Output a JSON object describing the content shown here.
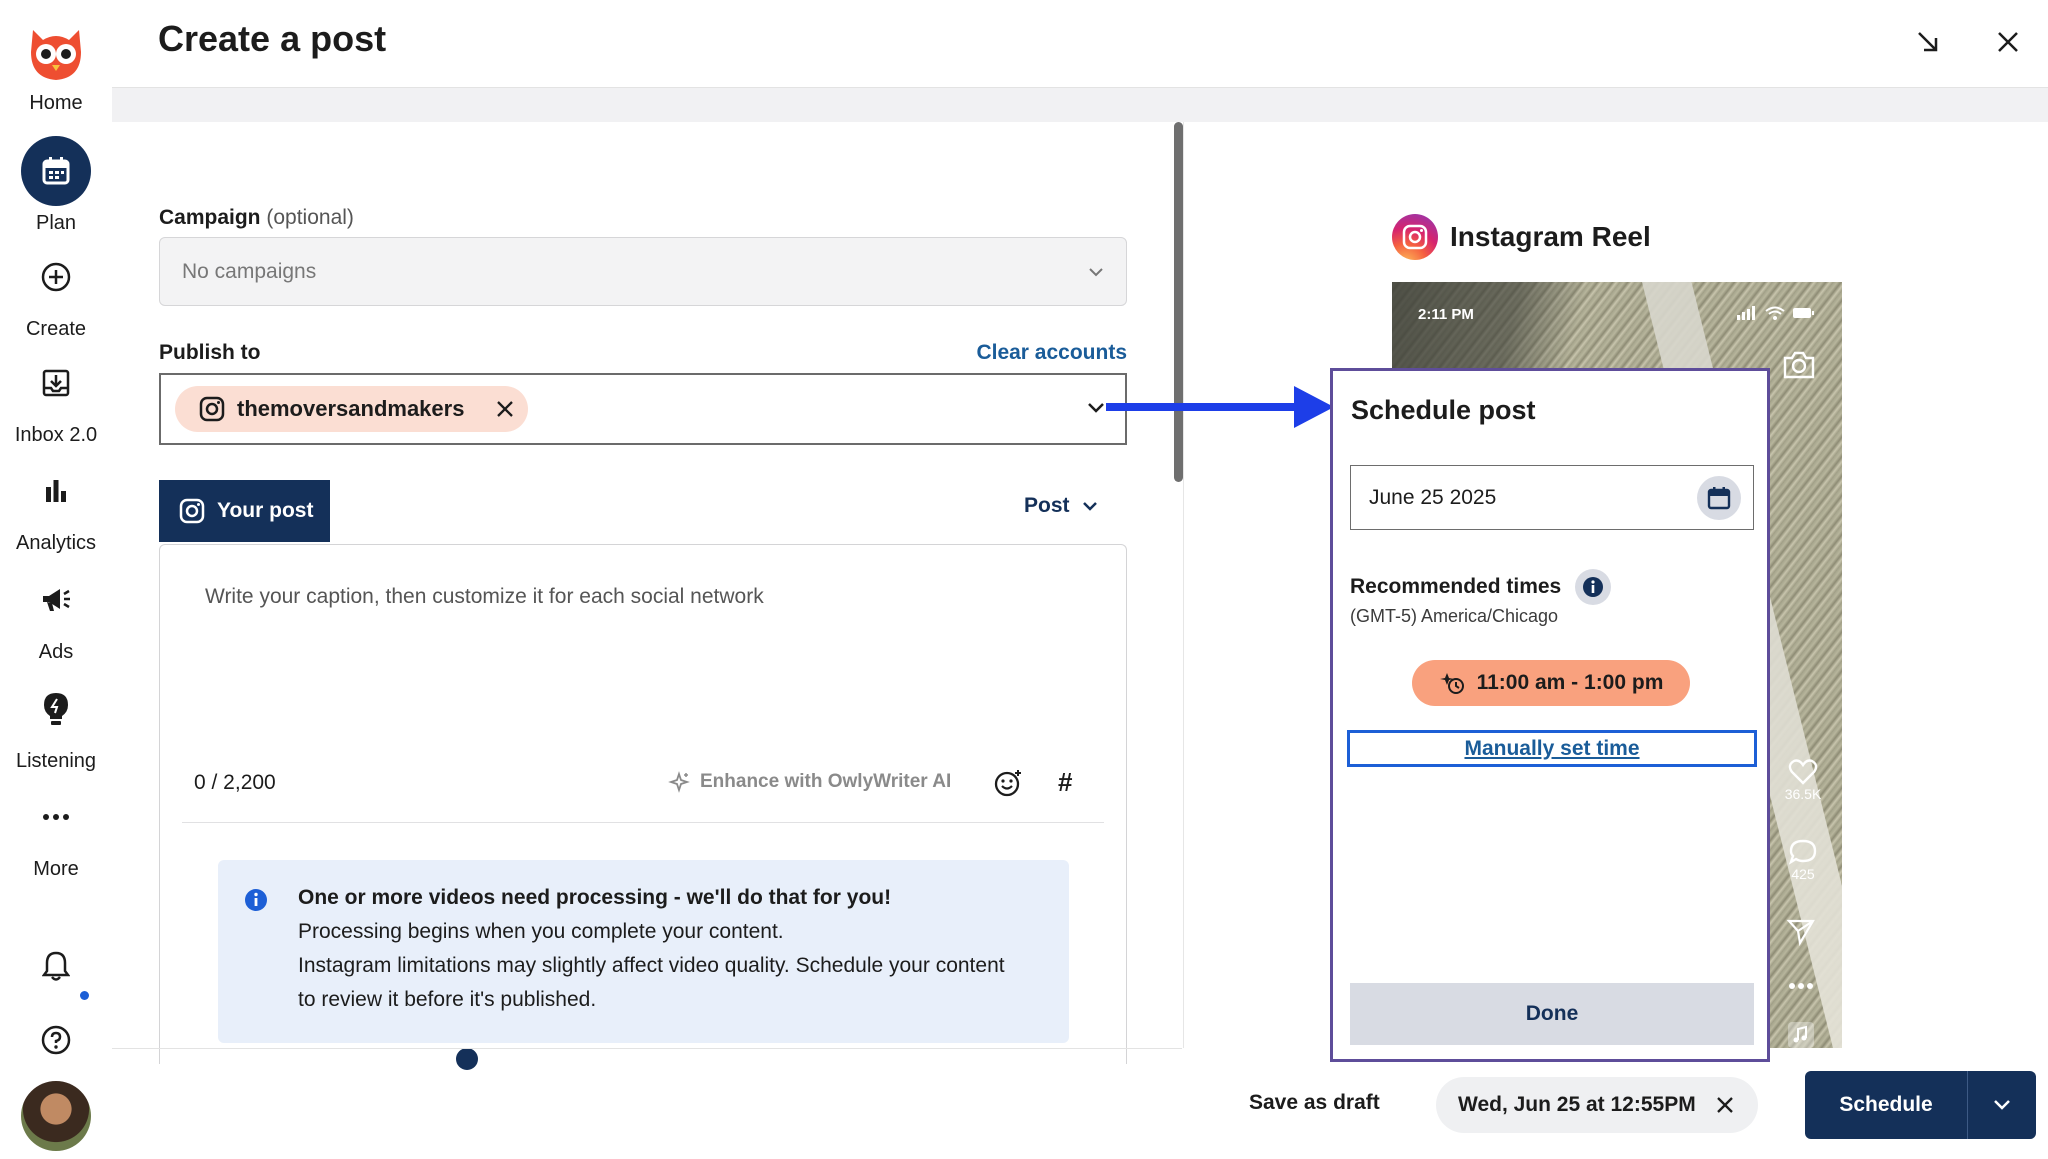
{
  "sidebar": {
    "items": [
      {
        "label": "Home",
        "icon": "owl-logo-icon"
      },
      {
        "label": "Plan",
        "icon": "calendar-icon"
      },
      {
        "label": "Create",
        "icon": "plus-circle-icon"
      },
      {
        "label": "Inbox 2.0",
        "icon": "inbox-icon"
      },
      {
        "label": "Analytics",
        "icon": "bar-chart-icon"
      },
      {
        "label": "Ads",
        "icon": "megaphone-icon"
      },
      {
        "label": "Listening",
        "icon": "lightbulb-icon"
      },
      {
        "label": "More",
        "icon": "more-dots-icon"
      }
    ],
    "active_item": "Plan"
  },
  "header": {
    "title": "Create a post",
    "minimize_icon": "minimize-arrow-icon",
    "close_icon": "close-icon"
  },
  "composer": {
    "campaign_label": "Campaign",
    "campaign_optional": "(optional)",
    "campaign_value": "No campaigns",
    "publish_label": "Publish to",
    "clear_accounts": "Clear accounts",
    "account": "themoversandmakers",
    "tab_your_post": "Your post",
    "post_type": "Post",
    "caption_placeholder": "Write your caption, then customize it for each social network",
    "char_count": "0 / 2,200",
    "enhance": "Enhance with OwlyWriter AI",
    "hashtag": "#",
    "info_title": "One or more videos need processing - we'll do that for you!",
    "info_line1": "Processing begins when you complete your content.",
    "info_line2": "Instagram limitations may slightly affect video quality. Schedule your content",
    "info_line3": "to review it before it's published."
  },
  "preview": {
    "title": "Instagram Reel",
    "time": "2:11 PM",
    "likes": "36.5K",
    "comments": "425"
  },
  "schedule_popup": {
    "title": "Schedule post",
    "date": "June 25 2025",
    "recommended_label": "Recommended times",
    "timezone": "(GMT-5) America/Chicago",
    "recommended_time": "11:00 am - 1:00 pm",
    "manual_link": "Manually set time",
    "done": "Done"
  },
  "footer": {
    "save_draft": "Save as draft",
    "scheduled_date": "Wed, Jun 25 at 12:55PM",
    "schedule": "Schedule"
  },
  "colors": {
    "navy": "#143059",
    "link_blue": "#1a5c99",
    "arrow_blue": "#1d3ee8",
    "chip_peach": "#fbded3",
    "time_pill": "#f9a17e",
    "popup_border": "#5e4d9a",
    "info_bg": "#e8effa"
  }
}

----------------

- _Direction_:
Without the pictures, restate all the entries above exactly.

- _Written answer_:
Output a JSON object describing the content shown here.
{
  "sidebar": {
    "items": [
      {
        "label": "Home",
        "icon": "owl-logo-icon"
      },
      {
        "label": "Plan",
        "icon": "calendar-icon"
      },
      {
        "label": "Create",
        "icon": "plus-circle-icon"
      },
      {
        "label": "Inbox 2.0",
        "icon": "inbox-icon"
      },
      {
        "label": "Analytics",
        "icon": "bar-chart-icon"
      },
      {
        "label": "Ads",
        "icon": "megaphone-icon"
      },
      {
        "label": "Listening",
        "icon": "lightbulb-icon"
      },
      {
        "label": "More",
        "icon": "more-dots-icon"
      }
    ],
    "active_item": "Plan"
  },
  "header": {
    "title": "Create a post",
    "minimize_icon": "minimize-arrow-icon",
    "close_icon": "close-icon"
  },
  "composer": {
    "campaign_label": "Campaign",
    "campaign_optional": "(optional)",
    "campaign_value": "No campaigns",
    "publish_label": "Publish to",
    "clear_accounts": "Clear accounts",
    "account": "themoversandmakers",
    "tab_your_post": "Your post",
    "post_type": "Post",
    "caption_placeholder": "Write your caption, then customize it for each social network",
    "char_count": "0 / 2,200",
    "enhance": "Enhance with OwlyWriter AI",
    "hashtag": "#",
    "info_title": "One or more videos need processing - we'll do that for you!",
    "info_line1": "Processing begins when you complete your content.",
    "info_line2": "Instagram limitations may slightly affect video quality. Schedule your content",
    "info_line3": "to review it before it's published."
  },
  "preview": {
    "title": "Instagram Reel",
    "time": "2:11 PM",
    "likes": "36.5K",
    "comments": "425"
  },
  "schedule_popup": {
    "title": "Schedule post",
    "date": "June 25 2025",
    "recommended_label": "Recommended times",
    "timezone": "(GMT-5) America/Chicago",
    "recommended_time": "11:00 am - 1:00 pm",
    "manual_link": "Manually set time",
    "done": "Done"
  },
  "footer": {
    "save_draft": "Save as draft",
    "scheduled_date": "Wed, Jun 25 at 12:55PM",
    "schedule": "Schedule"
  },
  "colors": {
    "navy": "#143059",
    "link_blue": "#1a5c99",
    "arrow_blue": "#1d3ee8",
    "chip_peach": "#fbded3",
    "time_pill": "#f9a17e",
    "popup_border": "#5e4d9a",
    "info_bg": "#e8effa"
  }
}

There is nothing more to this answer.